- [TO DO]: Print the listing in its entirety and exactly, leaving out images.

- [MATERIAL]:
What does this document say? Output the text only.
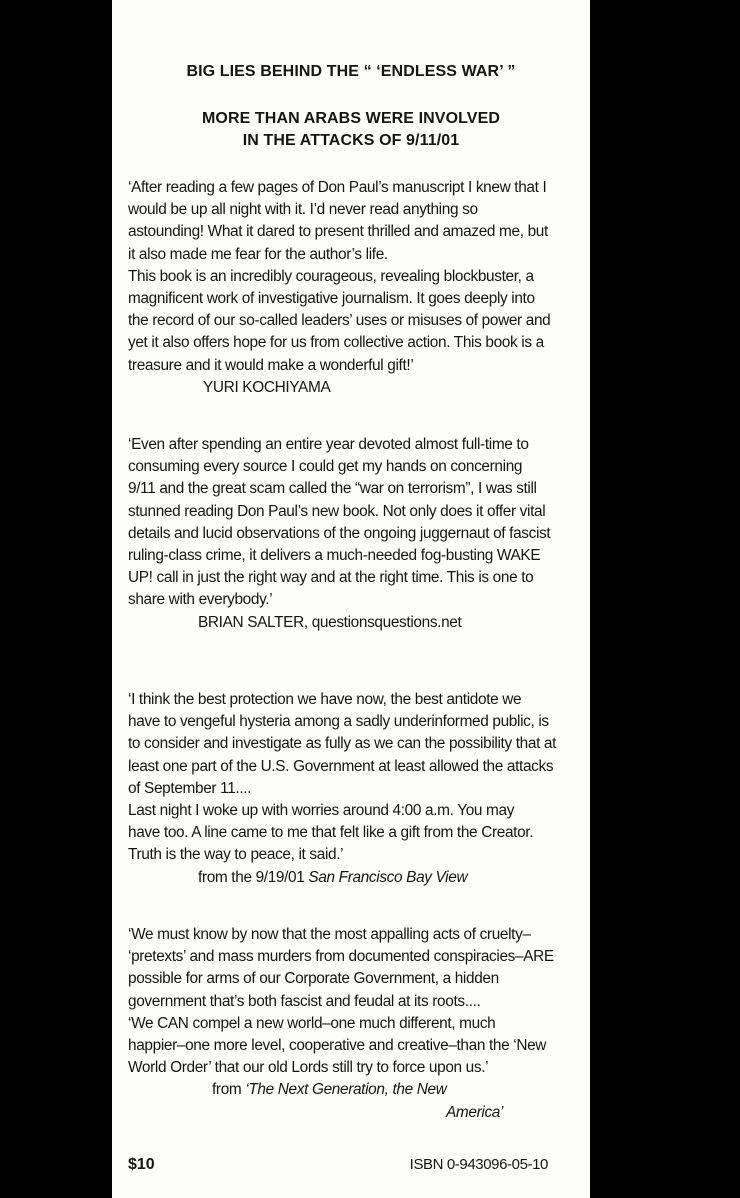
BIG LIES BEHIND THE “ ‘ENDLESS WAR’ ”
MORE THAN ARABS WERE INVOLVED
IN THE ATTACKS OF 9/11/01
‘After reading a few pages of Don Paul’s manuscript I knew that I
would be up all night with it. I’d never read anything so
astounding! What it dared to present thrilled and amazed me, but
it also made me fear for the author’s life.
This book is an incredibly courageous, revealing blockbuster, a
magnificent work of investigative journalism. It goes deeply into
the record of our so-called leaders’ uses or misuses of power and
yet it also offers hope for us from collective action. This book is a
treasure and it would make a wonderful gift!’
YURI KOCHIYAMA
‘Even after spending an entire year devoted almost full-time to
consuming every source I could get my hands on concerning
9/11 and the great scam called the “war on terrorism”, I was still
stunned reading Don Paul’s new book. Not only does it offer vital
details and lucid observations of the ongoing juggernaut of fascist
ruling-class crime, it delivers a much-needed fog-busting WAKE
UP! call in just the right way and at the right time. This is one to
share with everybody.’
BRIAN SALTER, questionsquestions.net
‘I think the best protection we have now, the best antidote we
have to vengeful hysteria among a sadly underinformed public, is
to consider and investigate as fully as we can the possibility that at
least one part of the U.S. Government at least allowed the attacks
of September 11....
Last night I woke up with worries around 4:00 a.m. You may
have too. A line came to me that felt like a gift from the Creator.
Truth is the way to peace, it said.’
from the 9/19/01 San Francisco Bay View
‘We must know by now that the most appalling acts of cruelty–
‘pretexts’ and mass murders from documented conspiracies–ARE
possible for arms of our Corporate Government, a hidden
government that’s both fascist and feudal at its roots....
‘We CAN compel a new world–one much different, much
happier–one more level, cooperative and creative–than the ‘New
World Order’ that our old Lords still try to force upon us.’
from ‘The Next Generation, the New
America’
$10	ISBN 0-943096-05-10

- [ANSWER IN FULL]:
What does this document say? Output the text only.
BIG LIES BEHIND THE “ ‘ENDLESS WAR’ ”
MORE THAN ARABS WERE INVOLVED
IN THE ATTACKS OF 9/11/01
‘After reading a few pages of Don Paul’s manuscript I knew that I
would be up all night with it. I’d never read anything so
astounding! What it dared to present thrilled and amazed me, but
it also made me fear for the author’s life.
This book is an incredibly courageous, revealing blockbuster, a
magnificent work of investigative journalism. It goes deeply into
the record of our so-called leaders’ uses or misuses of power and
yet it also offers hope for us from collective action. This book is a
treasure and it would make a wonderful gift!’
YURI KOCHIYAMA
‘Even after spending an entire year devoted almost full-time to
consuming every source I could get my hands on concerning
9/11 and the great scam called the “war on terrorism”, I was still
stunned reading Don Paul’s new book. Not only does it offer vital
details and lucid observations of the ongoing juggernaut of fascist
ruling-class crime, it delivers a much-needed fog-busting WAKE
UP! call in just the right way and at the right time. This is one to
share with everybody.’
BRIAN SALTER, questionsquestions.net
‘I think the best protection we have now, the best antidote we
have to vengeful hysteria among a sadly underinformed public, is
to consider and investigate as fully as we can the possibility that at
least one part of the U.S. Government at least allowed the attacks
of September 11....
Last night I woke up with worries around 4:00 a.m. You may
have too. A line came to me that felt like a gift from the Creator.
Truth is the way to peace, it said.’
from the 9/19/01 San Francisco Bay View
‘We must know by now that the most appalling acts of cruelty–
‘pretexts’ and mass murders from documented conspiracies–ARE
possible for arms of our Corporate Government, a hidden
government that’s both fascist and feudal at its roots....
‘We CAN compel a new world–one much different, much
happier–one more level, cooperative and creative–than the ‘New
World Order’ that our old Lords still try to force upon us.’
from ‘The Next Generation, the New
America’
$10	ISBN 0-943096-05-10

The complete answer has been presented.